* Directions
Exact reproduction is required for all entries.

** START Stored data **

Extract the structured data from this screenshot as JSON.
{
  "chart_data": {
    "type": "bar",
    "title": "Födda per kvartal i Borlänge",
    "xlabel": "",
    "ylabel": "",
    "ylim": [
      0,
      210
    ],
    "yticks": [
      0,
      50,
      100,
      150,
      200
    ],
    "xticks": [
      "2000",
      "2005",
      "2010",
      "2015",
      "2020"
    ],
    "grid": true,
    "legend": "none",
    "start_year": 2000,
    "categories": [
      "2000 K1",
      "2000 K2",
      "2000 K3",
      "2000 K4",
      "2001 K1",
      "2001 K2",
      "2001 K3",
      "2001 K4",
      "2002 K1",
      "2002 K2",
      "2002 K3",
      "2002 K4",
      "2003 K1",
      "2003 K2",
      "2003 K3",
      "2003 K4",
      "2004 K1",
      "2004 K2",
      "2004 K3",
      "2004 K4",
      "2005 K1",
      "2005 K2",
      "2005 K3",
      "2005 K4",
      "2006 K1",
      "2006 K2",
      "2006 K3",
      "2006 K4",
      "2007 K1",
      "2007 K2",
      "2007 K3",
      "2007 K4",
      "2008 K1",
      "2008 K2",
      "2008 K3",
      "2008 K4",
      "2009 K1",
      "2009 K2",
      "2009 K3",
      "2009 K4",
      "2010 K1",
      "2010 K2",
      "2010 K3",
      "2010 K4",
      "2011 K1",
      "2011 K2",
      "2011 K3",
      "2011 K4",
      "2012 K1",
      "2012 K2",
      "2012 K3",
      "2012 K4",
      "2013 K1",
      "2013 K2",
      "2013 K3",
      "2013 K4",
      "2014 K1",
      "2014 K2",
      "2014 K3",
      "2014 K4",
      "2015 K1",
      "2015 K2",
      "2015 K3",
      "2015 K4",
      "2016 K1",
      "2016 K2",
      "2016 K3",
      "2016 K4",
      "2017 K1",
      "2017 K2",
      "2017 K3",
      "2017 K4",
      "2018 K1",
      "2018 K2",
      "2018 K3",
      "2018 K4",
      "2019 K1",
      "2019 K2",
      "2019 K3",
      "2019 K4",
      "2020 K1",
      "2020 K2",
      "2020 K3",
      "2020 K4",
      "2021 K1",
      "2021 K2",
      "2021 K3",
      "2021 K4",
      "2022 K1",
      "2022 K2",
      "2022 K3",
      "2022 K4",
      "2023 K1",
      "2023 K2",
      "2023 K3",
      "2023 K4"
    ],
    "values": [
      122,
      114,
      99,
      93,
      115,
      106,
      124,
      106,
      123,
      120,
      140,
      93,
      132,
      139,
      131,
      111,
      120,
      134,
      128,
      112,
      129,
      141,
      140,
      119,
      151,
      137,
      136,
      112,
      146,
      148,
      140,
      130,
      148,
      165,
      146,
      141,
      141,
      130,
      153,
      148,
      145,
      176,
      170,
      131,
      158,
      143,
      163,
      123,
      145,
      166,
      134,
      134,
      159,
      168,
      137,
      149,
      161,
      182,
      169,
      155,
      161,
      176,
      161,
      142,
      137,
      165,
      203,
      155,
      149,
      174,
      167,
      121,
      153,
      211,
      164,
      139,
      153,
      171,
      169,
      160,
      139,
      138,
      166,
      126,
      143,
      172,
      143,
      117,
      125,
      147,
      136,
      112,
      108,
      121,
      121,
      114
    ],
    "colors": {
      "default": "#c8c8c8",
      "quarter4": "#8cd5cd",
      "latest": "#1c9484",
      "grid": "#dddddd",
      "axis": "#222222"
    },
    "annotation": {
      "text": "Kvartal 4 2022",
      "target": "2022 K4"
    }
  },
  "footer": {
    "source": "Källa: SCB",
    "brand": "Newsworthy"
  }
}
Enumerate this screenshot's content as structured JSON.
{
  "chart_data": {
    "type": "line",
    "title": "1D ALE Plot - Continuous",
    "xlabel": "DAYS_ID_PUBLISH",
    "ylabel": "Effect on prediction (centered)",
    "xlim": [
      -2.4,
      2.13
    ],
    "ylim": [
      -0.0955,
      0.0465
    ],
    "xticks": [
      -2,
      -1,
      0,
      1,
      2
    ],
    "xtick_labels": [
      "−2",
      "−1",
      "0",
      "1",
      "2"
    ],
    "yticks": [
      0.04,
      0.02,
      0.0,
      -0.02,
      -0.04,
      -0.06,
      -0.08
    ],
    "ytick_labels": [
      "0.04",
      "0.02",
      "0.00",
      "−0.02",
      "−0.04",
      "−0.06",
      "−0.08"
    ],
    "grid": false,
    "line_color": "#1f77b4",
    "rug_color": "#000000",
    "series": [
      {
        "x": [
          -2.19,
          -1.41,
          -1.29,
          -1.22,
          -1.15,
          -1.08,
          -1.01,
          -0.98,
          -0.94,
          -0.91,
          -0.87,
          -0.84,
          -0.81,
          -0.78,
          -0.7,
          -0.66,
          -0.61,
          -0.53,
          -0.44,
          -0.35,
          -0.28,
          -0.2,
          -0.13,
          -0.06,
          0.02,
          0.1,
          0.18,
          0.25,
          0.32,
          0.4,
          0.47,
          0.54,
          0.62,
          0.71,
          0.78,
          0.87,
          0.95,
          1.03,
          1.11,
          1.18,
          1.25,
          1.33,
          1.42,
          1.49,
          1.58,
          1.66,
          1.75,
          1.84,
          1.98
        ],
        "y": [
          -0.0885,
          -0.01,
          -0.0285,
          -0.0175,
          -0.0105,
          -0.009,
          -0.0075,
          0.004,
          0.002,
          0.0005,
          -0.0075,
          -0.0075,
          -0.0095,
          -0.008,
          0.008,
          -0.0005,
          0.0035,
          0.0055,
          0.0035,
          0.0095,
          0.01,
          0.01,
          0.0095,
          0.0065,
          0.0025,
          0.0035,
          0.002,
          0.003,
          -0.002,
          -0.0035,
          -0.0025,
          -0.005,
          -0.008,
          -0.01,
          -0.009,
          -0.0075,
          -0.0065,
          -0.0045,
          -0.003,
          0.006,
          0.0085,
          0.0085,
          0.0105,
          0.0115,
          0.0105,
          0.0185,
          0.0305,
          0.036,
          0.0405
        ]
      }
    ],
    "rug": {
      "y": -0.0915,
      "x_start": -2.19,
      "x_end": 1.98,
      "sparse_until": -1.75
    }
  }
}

** END Stored data **

* Answer to the exercise
Extract the structured data from this screenshot as JSON.
{
  "chart_data": {
    "type": "bar",
    "title": "Födda per kvartal i Borlänge",
    "xlabel": "",
    "ylabel": "",
    "ylim": [
      0,
      210
    ],
    "yticks": [
      0,
      50,
      100,
      150,
      200
    ],
    "xticks": [
      "2000",
      "2005",
      "2010",
      "2015",
      "2020"
    ],
    "grid": true,
    "legend": "none",
    "start_year": 2000,
    "categories": [
      "2000 K1",
      "2000 K2",
      "2000 K3",
      "2000 K4",
      "2001 K1",
      "2001 K2",
      "2001 K3",
      "2001 K4",
      "2002 K1",
      "2002 K2",
      "2002 K3",
      "2002 K4",
      "2003 K1",
      "2003 K2",
      "2003 K3",
      "2003 K4",
      "2004 K1",
      "2004 K2",
      "2004 K3",
      "2004 K4",
      "2005 K1",
      "2005 K2",
      "2005 K3",
      "2005 K4",
      "2006 K1",
      "2006 K2",
      "2006 K3",
      "2006 K4",
      "2007 K1",
      "2007 K2",
      "2007 K3",
      "2007 K4",
      "2008 K1",
      "2008 K2",
      "2008 K3",
      "2008 K4",
      "2009 K1",
      "2009 K2",
      "2009 K3",
      "2009 K4",
      "2010 K1",
      "2010 K2",
      "2010 K3",
      "2010 K4",
      "2011 K1",
      "2011 K2",
      "2011 K3",
      "2011 K4",
      "2012 K1",
      "2012 K2",
      "2012 K3",
      "2012 K4",
      "2013 K1",
      "2013 K2",
      "2013 K3",
      "2013 K4",
      "2014 K1",
      "2014 K2",
      "2014 K3",
      "2014 K4",
      "2015 K1",
      "2015 K2",
      "2015 K3",
      "2015 K4",
      "2016 K1",
      "2016 K2",
      "2016 K3",
      "2016 K4",
      "2017 K1",
      "2017 K2",
      "2017 K3",
      "2017 K4",
      "2018 K1",
      "2018 K2",
      "2018 K3",
      "2018 K4",
      "2019 K1",
      "2019 K2",
      "2019 K3",
      "2019 K4",
      "2020 K1",
      "2020 K2",
      "2020 K3",
      "2020 K4",
      "2021 K1",
      "2021 K2",
      "2021 K3",
      "2021 K4",
      "2022 K1",
      "2022 K2",
      "2022 K3",
      "2022 K4",
      "2023 K1",
      "2023 K2",
      "2023 K3",
      "2023 K4"
    ],
    "values": [
      122,
      114,
      99,
      93,
      115,
      106,
      124,
      106,
      123,
      120,
      140,
      93,
      132,
      139,
      131,
      111,
      120,
      134,
      128,
      112,
      129,
      141,
      140,
      119,
      151,
      137,
      136,
      112,
      146,
      148,
      140,
      130,
      148,
      165,
      146,
      141,
      141,
      130,
      153,
      148,
      145,
      176,
      170,
      131,
      158,
      143,
      163,
      123,
      145,
      166,
      134,
      134,
      159,
      168,
      137,
      149,
      161,
      182,
      169,
      155,
      161,
      176,
      161,
      142,
      137,
      165,
      203,
      155,
      149,
      174,
      167,
      121,
      153,
      211,
      164,
      139,
      153,
      171,
      169,
      160,
      139,
      138,
      166,
      126,
      143,
      172,
      143,
      117,
      125,
      147,
      136,
      112,
      108,
      121,
      121,
      114
    ],
    "colors": {
      "default": "#c8c8c8",
      "quarter4": "#8cd5cd",
      "latest": "#1c9484",
      "grid": "#dddddd",
      "axis": "#222222"
    },
    "annotation": {
      "text": "Kvartal 4 2022",
      "target": "2022 K4"
    }
  },
  "footer": {
    "source": "Källa: SCB",
    "brand": "Newsworthy"
  }
}
Enumerate this screenshot's content as structured JSON.
{
  "chart_data": {
    "type": "line",
    "title": "1D ALE Plot - Continuous",
    "xlabel": "DAYS_ID_PUBLISH",
    "ylabel": "Effect on prediction (centered)",
    "xlim": [
      -2.4,
      2.13
    ],
    "ylim": [
      -0.0955,
      0.0465
    ],
    "xticks": [
      -2,
      -1,
      0,
      1,
      2
    ],
    "xtick_labels": [
      "−2",
      "−1",
      "0",
      "1",
      "2"
    ],
    "yticks": [
      0.04,
      0.02,
      0.0,
      -0.02,
      -0.04,
      -0.06,
      -0.08
    ],
    "ytick_labels": [
      "0.04",
      "0.02",
      "0.00",
      "−0.02",
      "−0.04",
      "−0.06",
      "−0.08"
    ],
    "grid": false,
    "line_color": "#1f77b4",
    "rug_color": "#000000",
    "series": [
      {
        "x": [
          -2.19,
          -1.41,
          -1.29,
          -1.22,
          -1.15,
          -1.08,
          -1.01,
          -0.98,
          -0.94,
          -0.91,
          -0.87,
          -0.84,
          -0.81,
          -0.78,
          -0.7,
          -0.66,
          -0.61,
          -0.53,
          -0.44,
          -0.35,
          -0.28,
          -0.2,
          -0.13,
          -0.06,
          0.02,
          0.1,
          0.18,
          0.25,
          0.32,
          0.4,
          0.47,
          0.54,
          0.62,
          0.71,
          0.78,
          0.87,
          0.95,
          1.03,
          1.11,
          1.18,
          1.25,
          1.33,
          1.42,
          1.49,
          1.58,
          1.66,
          1.75,
          1.84,
          1.98
        ],
        "y": [
          -0.0885,
          -0.01,
          -0.0285,
          -0.0175,
          -0.0105,
          -0.009,
          -0.0075,
          0.004,
          0.002,
          0.0005,
          -0.0075,
          -0.0075,
          -0.0095,
          -0.008,
          0.008,
          -0.0005,
          0.0035,
          0.0055,
          0.0035,
          0.0095,
          0.01,
          0.01,
          0.0095,
          0.0065,
          0.0025,
          0.0035,
          0.002,
          0.003,
          -0.002,
          -0.0035,
          -0.0025,
          -0.005,
          -0.008,
          -0.01,
          -0.009,
          -0.0075,
          -0.0065,
          -0.0045,
          -0.003,
          0.006,
          0.0085,
          0.0085,
          0.0105,
          0.0115,
          0.0105,
          0.0185,
          0.0305,
          0.036,
          0.0405
        ]
      }
    ],
    "rug": {
      "y": -0.0915,
      "x_start": -2.19,
      "x_end": 1.98,
      "sparse_until": -1.75
    }
  }
}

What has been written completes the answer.